Records that describe figures

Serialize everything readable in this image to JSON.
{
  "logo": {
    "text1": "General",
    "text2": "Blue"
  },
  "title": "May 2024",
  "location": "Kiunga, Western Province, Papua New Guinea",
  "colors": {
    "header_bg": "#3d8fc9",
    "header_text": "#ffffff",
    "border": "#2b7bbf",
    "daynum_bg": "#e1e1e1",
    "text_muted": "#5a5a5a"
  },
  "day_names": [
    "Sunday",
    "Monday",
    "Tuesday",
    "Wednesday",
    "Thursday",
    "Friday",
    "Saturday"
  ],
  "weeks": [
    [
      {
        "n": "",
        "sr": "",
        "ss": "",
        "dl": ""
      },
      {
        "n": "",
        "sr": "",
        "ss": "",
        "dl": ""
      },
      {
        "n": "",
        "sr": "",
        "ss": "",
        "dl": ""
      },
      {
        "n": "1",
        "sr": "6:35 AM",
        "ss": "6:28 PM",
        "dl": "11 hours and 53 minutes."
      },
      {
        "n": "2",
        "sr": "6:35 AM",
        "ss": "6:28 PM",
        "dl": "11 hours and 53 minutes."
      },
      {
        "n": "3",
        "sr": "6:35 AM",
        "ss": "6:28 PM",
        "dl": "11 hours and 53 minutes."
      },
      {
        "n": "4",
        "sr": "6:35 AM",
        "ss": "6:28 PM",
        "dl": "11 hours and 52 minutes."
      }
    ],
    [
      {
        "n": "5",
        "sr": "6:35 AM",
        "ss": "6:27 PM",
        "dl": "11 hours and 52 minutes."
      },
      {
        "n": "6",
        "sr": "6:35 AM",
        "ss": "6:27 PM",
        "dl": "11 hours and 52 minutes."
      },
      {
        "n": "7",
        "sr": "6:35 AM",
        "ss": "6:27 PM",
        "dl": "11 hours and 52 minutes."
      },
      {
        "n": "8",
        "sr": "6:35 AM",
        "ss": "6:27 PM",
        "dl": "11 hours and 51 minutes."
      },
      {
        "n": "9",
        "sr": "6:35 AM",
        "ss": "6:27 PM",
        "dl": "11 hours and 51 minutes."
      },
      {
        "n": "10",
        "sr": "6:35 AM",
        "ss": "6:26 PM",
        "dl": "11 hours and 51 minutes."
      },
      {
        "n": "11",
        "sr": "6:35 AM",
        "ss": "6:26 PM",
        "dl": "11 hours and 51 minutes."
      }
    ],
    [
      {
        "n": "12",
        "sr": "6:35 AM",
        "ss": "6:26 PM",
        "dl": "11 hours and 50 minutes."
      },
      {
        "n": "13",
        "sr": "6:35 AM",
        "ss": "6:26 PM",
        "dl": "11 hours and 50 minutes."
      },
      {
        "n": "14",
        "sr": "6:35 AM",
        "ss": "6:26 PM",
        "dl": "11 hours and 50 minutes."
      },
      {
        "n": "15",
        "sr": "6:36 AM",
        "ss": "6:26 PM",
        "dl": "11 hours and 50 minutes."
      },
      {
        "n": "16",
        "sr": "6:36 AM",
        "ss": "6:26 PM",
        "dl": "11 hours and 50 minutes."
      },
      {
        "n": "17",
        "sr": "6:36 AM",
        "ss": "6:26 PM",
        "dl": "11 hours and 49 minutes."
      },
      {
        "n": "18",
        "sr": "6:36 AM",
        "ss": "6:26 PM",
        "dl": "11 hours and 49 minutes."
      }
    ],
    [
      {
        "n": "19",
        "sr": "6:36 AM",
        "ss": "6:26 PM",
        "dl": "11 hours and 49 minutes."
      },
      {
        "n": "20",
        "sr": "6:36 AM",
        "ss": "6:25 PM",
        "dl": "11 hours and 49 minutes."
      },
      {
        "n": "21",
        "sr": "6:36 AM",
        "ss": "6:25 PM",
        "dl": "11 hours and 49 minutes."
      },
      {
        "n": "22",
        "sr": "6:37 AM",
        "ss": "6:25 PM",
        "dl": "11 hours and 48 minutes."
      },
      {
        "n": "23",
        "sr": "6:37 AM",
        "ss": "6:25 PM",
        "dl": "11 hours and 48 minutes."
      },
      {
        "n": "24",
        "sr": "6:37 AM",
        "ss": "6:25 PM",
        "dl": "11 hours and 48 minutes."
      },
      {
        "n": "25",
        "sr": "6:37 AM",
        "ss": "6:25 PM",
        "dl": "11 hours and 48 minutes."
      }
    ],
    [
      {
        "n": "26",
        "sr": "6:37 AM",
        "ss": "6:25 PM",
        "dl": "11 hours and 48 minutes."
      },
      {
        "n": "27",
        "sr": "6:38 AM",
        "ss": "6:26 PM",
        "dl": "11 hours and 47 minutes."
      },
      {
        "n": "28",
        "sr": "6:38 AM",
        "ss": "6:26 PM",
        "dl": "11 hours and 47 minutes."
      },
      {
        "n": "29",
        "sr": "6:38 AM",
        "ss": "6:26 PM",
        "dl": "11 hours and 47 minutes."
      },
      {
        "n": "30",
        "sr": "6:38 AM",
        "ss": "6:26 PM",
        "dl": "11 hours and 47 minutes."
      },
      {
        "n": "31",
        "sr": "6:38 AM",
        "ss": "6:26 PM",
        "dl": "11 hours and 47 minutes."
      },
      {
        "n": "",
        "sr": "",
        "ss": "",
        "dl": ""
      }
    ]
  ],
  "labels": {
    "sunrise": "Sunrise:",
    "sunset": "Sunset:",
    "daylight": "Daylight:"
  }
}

**Written task**
Repeat the records above exactly, leaving none out.

**Result of this exercise**
Serialize everything readable in this image to JSON.
{
  "logo": {
    "text1": "General",
    "text2": "Blue"
  },
  "title": "May 2024",
  "location": "Kiunga, Western Province, Papua New Guinea",
  "colors": {
    "header_bg": "#3d8fc9",
    "header_text": "#ffffff",
    "border": "#2b7bbf",
    "daynum_bg": "#e1e1e1",
    "text_muted": "#5a5a5a"
  },
  "day_names": [
    "Sunday",
    "Monday",
    "Tuesday",
    "Wednesday",
    "Thursday",
    "Friday",
    "Saturday"
  ],
  "weeks": [
    [
      {
        "n": "",
        "sr": "",
        "ss": "",
        "dl": ""
      },
      {
        "n": "",
        "sr": "",
        "ss": "",
        "dl": ""
      },
      {
        "n": "",
        "sr": "",
        "ss": "",
        "dl": ""
      },
      {
        "n": "1",
        "sr": "6:35 AM",
        "ss": "6:28 PM",
        "dl": "11 hours and 53 minutes."
      },
      {
        "n": "2",
        "sr": "6:35 AM",
        "ss": "6:28 PM",
        "dl": "11 hours and 53 minutes."
      },
      {
        "n": "3",
        "sr": "6:35 AM",
        "ss": "6:28 PM",
        "dl": "11 hours and 53 minutes."
      },
      {
        "n": "4",
        "sr": "6:35 AM",
        "ss": "6:28 PM",
        "dl": "11 hours and 52 minutes."
      }
    ],
    [
      {
        "n": "5",
        "sr": "6:35 AM",
        "ss": "6:27 PM",
        "dl": "11 hours and 52 minutes."
      },
      {
        "n": "6",
        "sr": "6:35 AM",
        "ss": "6:27 PM",
        "dl": "11 hours and 52 minutes."
      },
      {
        "n": "7",
        "sr": "6:35 AM",
        "ss": "6:27 PM",
        "dl": "11 hours and 52 minutes."
      },
      {
        "n": "8",
        "sr": "6:35 AM",
        "ss": "6:27 PM",
        "dl": "11 hours and 51 minutes."
      },
      {
        "n": "9",
        "sr": "6:35 AM",
        "ss": "6:27 PM",
        "dl": "11 hours and 51 minutes."
      },
      {
        "n": "10",
        "sr": "6:35 AM",
        "ss": "6:26 PM",
        "dl": "11 hours and 51 minutes."
      },
      {
        "n": "11",
        "sr": "6:35 AM",
        "ss": "6:26 PM",
        "dl": "11 hours and 51 minutes."
      }
    ],
    [
      {
        "n": "12",
        "sr": "6:35 AM",
        "ss": "6:26 PM",
        "dl": "11 hours and 50 minutes."
      },
      {
        "n": "13",
        "sr": "6:35 AM",
        "ss": "6:26 PM",
        "dl": "11 hours and 50 minutes."
      },
      {
        "n": "14",
        "sr": "6:35 AM",
        "ss": "6:26 PM",
        "dl": "11 hours and 50 minutes."
      },
      {
        "n": "15",
        "sr": "6:36 AM",
        "ss": "6:26 PM",
        "dl": "11 hours and 50 minutes."
      },
      {
        "n": "16",
        "sr": "6:36 AM",
        "ss": "6:26 PM",
        "dl": "11 hours and 50 minutes."
      },
      {
        "n": "17",
        "sr": "6:36 AM",
        "ss": "6:26 PM",
        "dl": "11 hours and 49 minutes."
      },
      {
        "n": "18",
        "sr": "6:36 AM",
        "ss": "6:26 PM",
        "dl": "11 hours and 49 minutes."
      }
    ],
    [
      {
        "n": "19",
        "sr": "6:36 AM",
        "ss": "6:26 PM",
        "dl": "11 hours and 49 minutes."
      },
      {
        "n": "20",
        "sr": "6:36 AM",
        "ss": "6:25 PM",
        "dl": "11 hours and 49 minutes."
      },
      {
        "n": "21",
        "sr": "6:36 AM",
        "ss": "6:25 PM",
        "dl": "11 hours and 49 minutes."
      },
      {
        "n": "22",
        "sr": "6:37 AM",
        "ss": "6:25 PM",
        "dl": "11 hours and 48 minutes."
      },
      {
        "n": "23",
        "sr": "6:37 AM",
        "ss": "6:25 PM",
        "dl": "11 hours and 48 minutes."
      },
      {
        "n": "24",
        "sr": "6:37 AM",
        "ss": "6:25 PM",
        "dl": "11 hours and 48 minutes."
      },
      {
        "n": "25",
        "sr": "6:37 AM",
        "ss": "6:25 PM",
        "dl": "11 hours and 48 minutes."
      }
    ],
    [
      {
        "n": "26",
        "sr": "6:37 AM",
        "ss": "6:25 PM",
        "dl": "11 hours and 48 minutes."
      },
      {
        "n": "27",
        "sr": "6:38 AM",
        "ss": "6:26 PM",
        "dl": "11 hours and 47 minutes."
      },
      {
        "n": "28",
        "sr": "6:38 AM",
        "ss": "6:26 PM",
        "dl": "11 hours and 47 minutes."
      },
      {
        "n": "29",
        "sr": "6:38 AM",
        "ss": "6:26 PM",
        "dl": "11 hours and 47 minutes."
      },
      {
        "n": "30",
        "sr": "6:38 AM",
        "ss": "6:26 PM",
        "dl": "11 hours and 47 minutes."
      },
      {
        "n": "31",
        "sr": "6:38 AM",
        "ss": "6:26 PM",
        "dl": "11 hours and 47 minutes."
      },
      {
        "n": "",
        "sr": "",
        "ss": "",
        "dl": ""
      }
    ]
  ],
  "labels": {
    "sunrise": "Sunrise:",
    "sunset": "Sunset:",
    "daylight": "Daylight:"
  }
}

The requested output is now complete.